Your objective
Each record that follows should be repeated exactly, minus any images.

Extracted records
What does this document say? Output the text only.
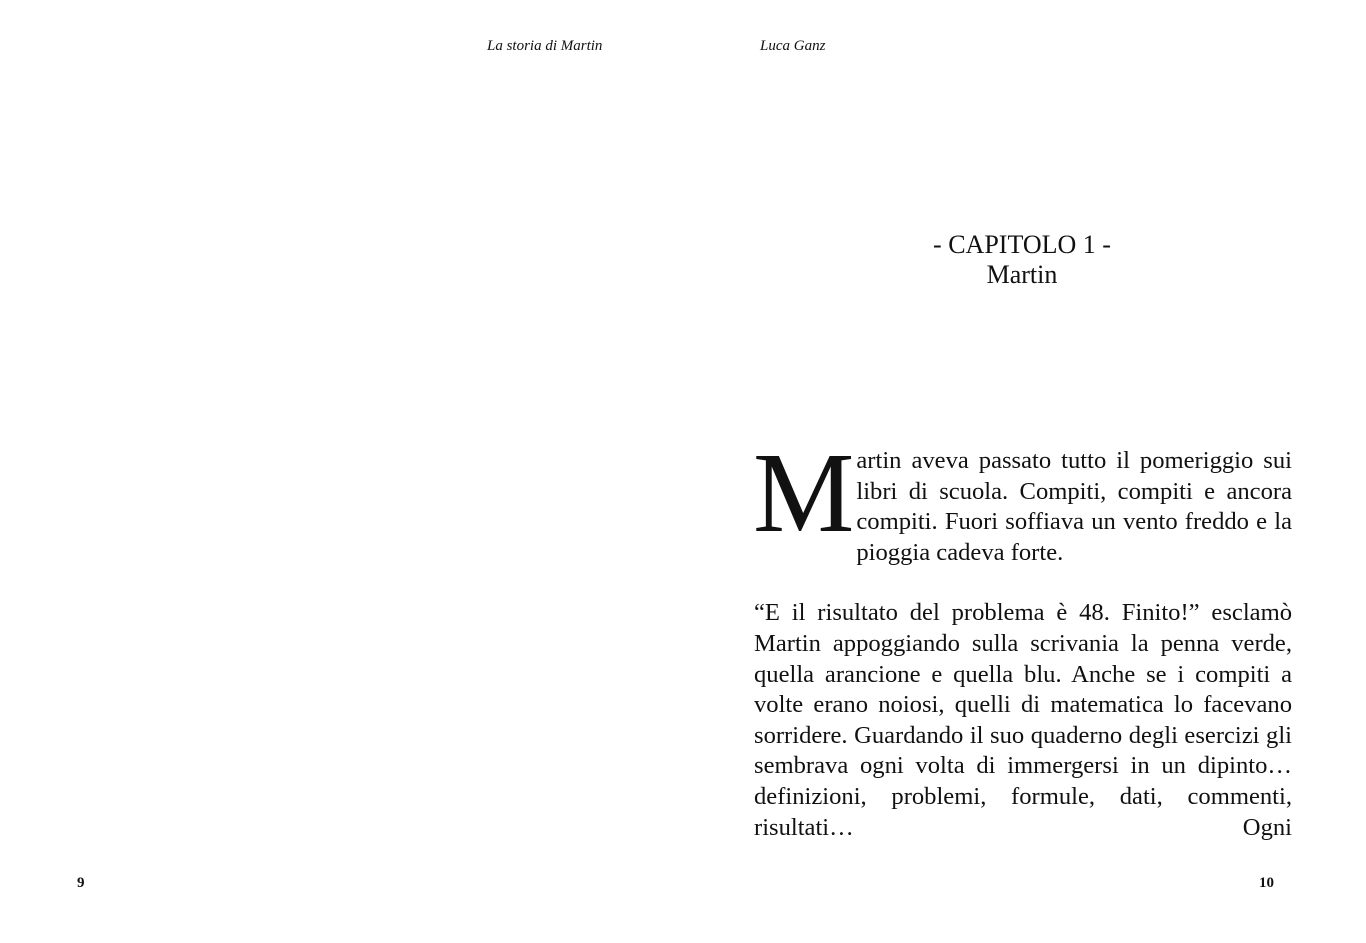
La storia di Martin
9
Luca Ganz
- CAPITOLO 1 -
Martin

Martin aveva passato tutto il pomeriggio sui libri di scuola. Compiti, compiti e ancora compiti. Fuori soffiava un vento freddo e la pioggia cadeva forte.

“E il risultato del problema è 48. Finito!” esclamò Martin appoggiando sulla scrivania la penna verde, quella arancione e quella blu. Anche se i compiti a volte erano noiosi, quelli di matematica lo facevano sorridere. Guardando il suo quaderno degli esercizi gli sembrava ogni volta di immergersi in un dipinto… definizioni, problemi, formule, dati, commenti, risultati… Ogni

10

Exercise solution
What does this document say? Output the text only.
La storia di Martin
9
Luca Ganz
- CAPITOLO 1 -
Martin

Martin aveva passato tutto il pomeriggio sui libri di scuola. Compiti, compiti e ancora compiti. Fuori soffiava un vento freddo e la pioggia cadeva forte.

“E il risultato del problema è 48. Finito!” esclamò Martin appoggiando sulla scrivania la penna verde, quella arancione e quella blu. Anche se i compiti a volte erano noiosi, quelli di matematica lo facevano sorridere. Guardando il suo quaderno degli esercizi gli sembrava ogni volta di immergersi in un dipinto… definizioni, problemi, formule, dati, commenti, risultati… Ogni

10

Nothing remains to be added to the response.